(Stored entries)

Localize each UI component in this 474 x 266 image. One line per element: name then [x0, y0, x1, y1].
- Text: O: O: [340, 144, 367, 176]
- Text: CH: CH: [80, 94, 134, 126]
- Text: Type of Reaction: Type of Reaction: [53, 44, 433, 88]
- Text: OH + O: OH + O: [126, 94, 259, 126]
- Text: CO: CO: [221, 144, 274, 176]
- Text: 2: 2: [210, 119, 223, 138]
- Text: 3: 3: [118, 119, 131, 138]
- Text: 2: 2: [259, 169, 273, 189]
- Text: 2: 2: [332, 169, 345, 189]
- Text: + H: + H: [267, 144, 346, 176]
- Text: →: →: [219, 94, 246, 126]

What is asked
Copy each row above word for word, line by line, without changing anything.

Result of this exercise
Localize each UI component in this 474 x 266 image. One line per element: name then [x0, y0, x1, y1].
- Text: O: O: [340, 144, 367, 176]
- Text: CH: CH: [80, 94, 134, 126]
- Text: Type of Reaction: Type of Reaction: [53, 44, 433, 88]
- Text: OH + O: OH + O: [126, 94, 259, 126]
- Text: CO: CO: [221, 144, 274, 176]
- Text: 2: 2: [210, 119, 223, 138]
- Text: 3: 3: [118, 119, 131, 138]
- Text: 2: 2: [259, 169, 273, 189]
- Text: 2: 2: [332, 169, 345, 189]
- Text: + H: + H: [267, 144, 346, 176]
- Text: →: →: [219, 94, 246, 126]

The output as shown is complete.